## Given records
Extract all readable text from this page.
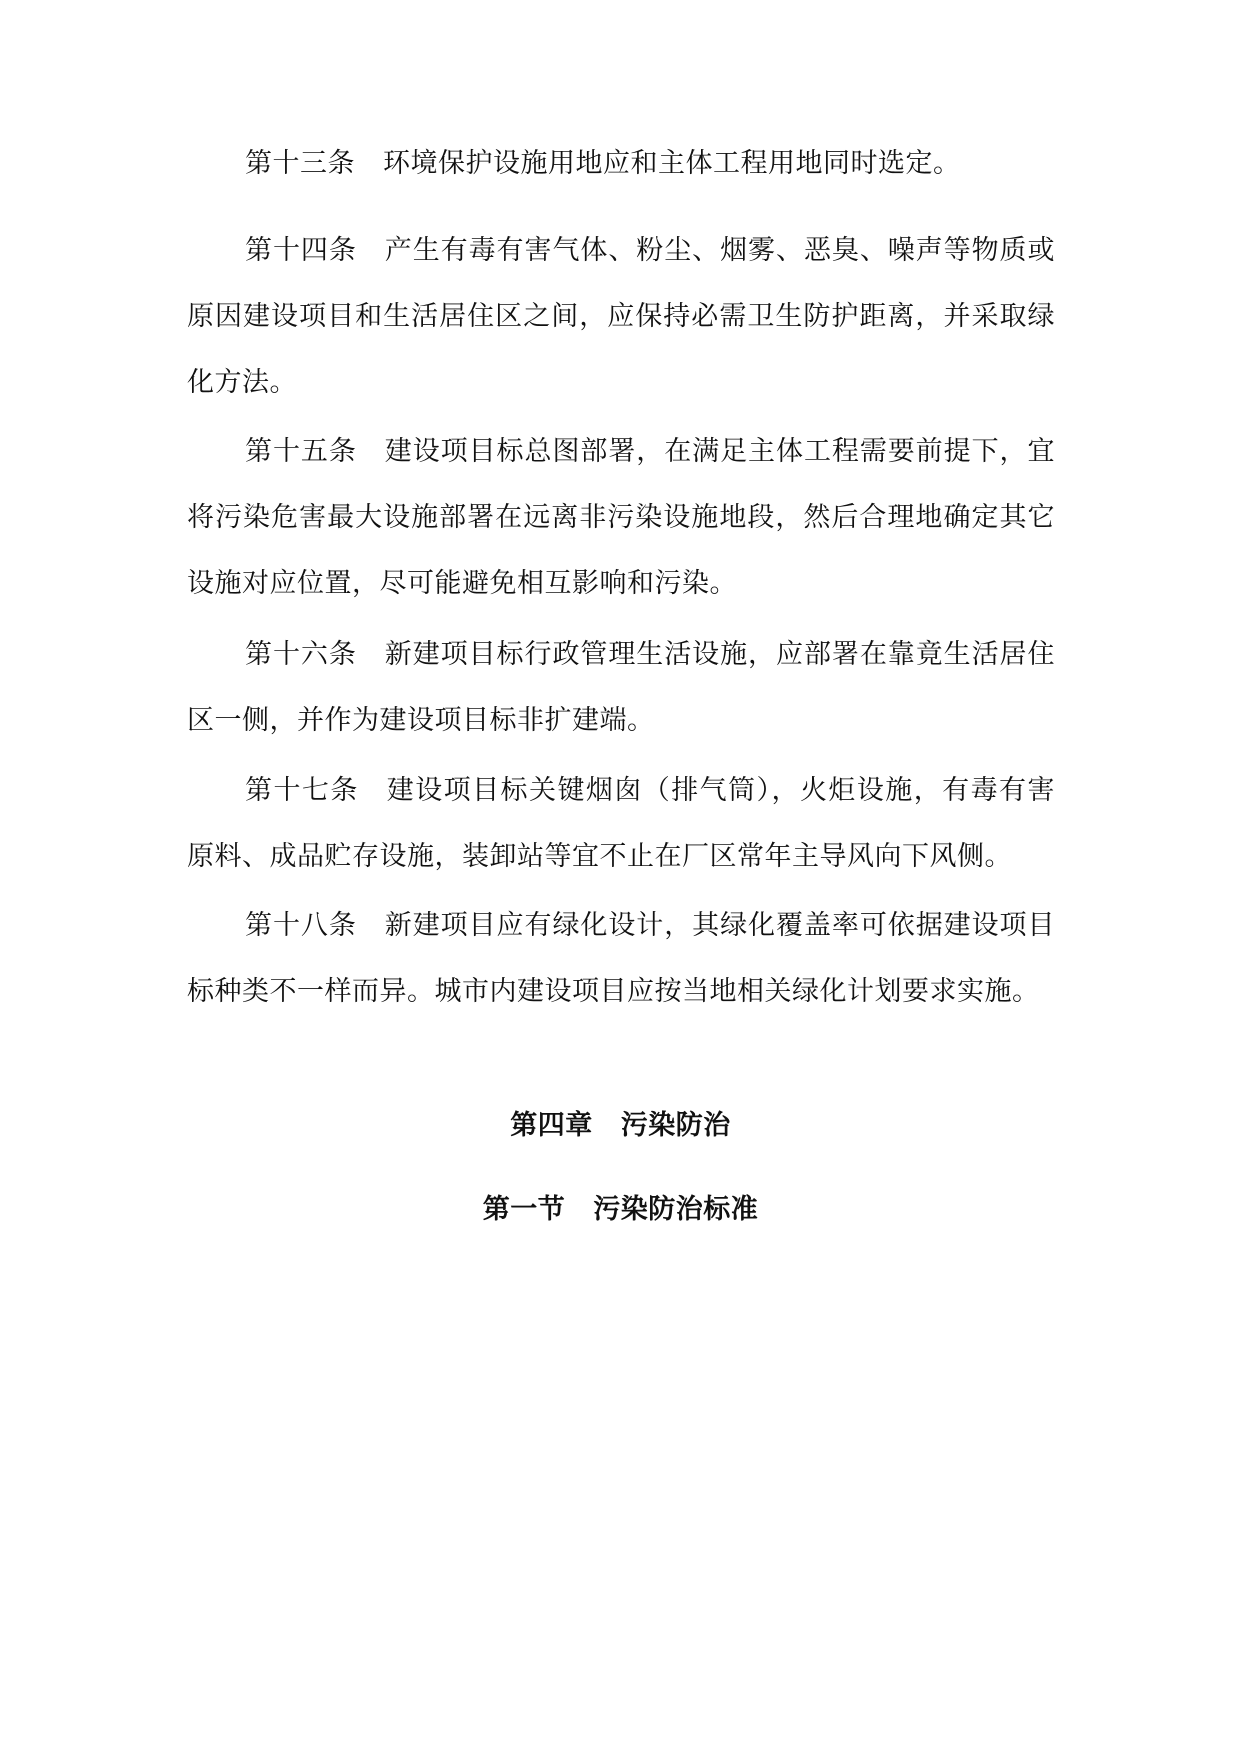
第十三条 环境保护设施用地应和主体工程用地同时选定。

第十四条 产生有毒有害气体、粉尘、烟雾、恶臭、噪声等物质或原因建设项目和生活居住区之间，应保持必需卫生防护距离，并采取绿化方法。

第十五条 建设项目标总图部署，在满足主体工程需要前提下，宜将污染危害最大设施部署在远离非污染设施地段，然后合理地确定其它设施对应位置，尽可能避免相互影响和污染。

第十六条 新建项目标行政管理生活设施，应部署在靠竟生活居住区一侧，并作为建设项目标非扩建端。

第十七条 建设项目标关键烟囱（排气筒），火炬设施，有毒有害原料、成品贮存设施，装卸站等宜不止在厂区常年主导风向下风侧。

第十八条 新建项目应有绿化设计，其绿化覆盖率可依据建设项目标种类不一样而异。城市内建设项目应按当地相关绿化计划要求实施。

第四章 污染防治
第一节 污染防治标准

## Objective
Repeat everything in the records precisely. Images are excluded from the copy.

## The result
Extract all readable text from this page.
第十三条 环境保护设施用地应和主体工程用地同时选定。

第十四条 产生有毒有害气体、粉尘、烟雾、恶臭、噪声等物质或原因建设项目和生活居住区之间，应保持必需卫生防护距离，并采取绿化方法。

第十五条 建设项目标总图部署，在满足主体工程需要前提下，宜将污染危害最大设施部署在远离非污染设施地段，然后合理地确定其它设施对应位置，尽可能避免相互影响和污染。

第十六条 新建项目标行政管理生活设施，应部署在靠竟生活居住区一侧，并作为建设项目标非扩建端。

第十七条 建设项目标关键烟囱（排气筒），火炬设施，有毒有害原料、成品贮存设施，装卸站等宜不止在厂区常年主导风向下风侧。

第十八条 新建项目应有绿化设计，其绿化覆盖率可依据建设项目标种类不一样而异。城市内建设项目应按当地相关绿化计划要求实施。

第四章 污染防治
第一节 污染防治标准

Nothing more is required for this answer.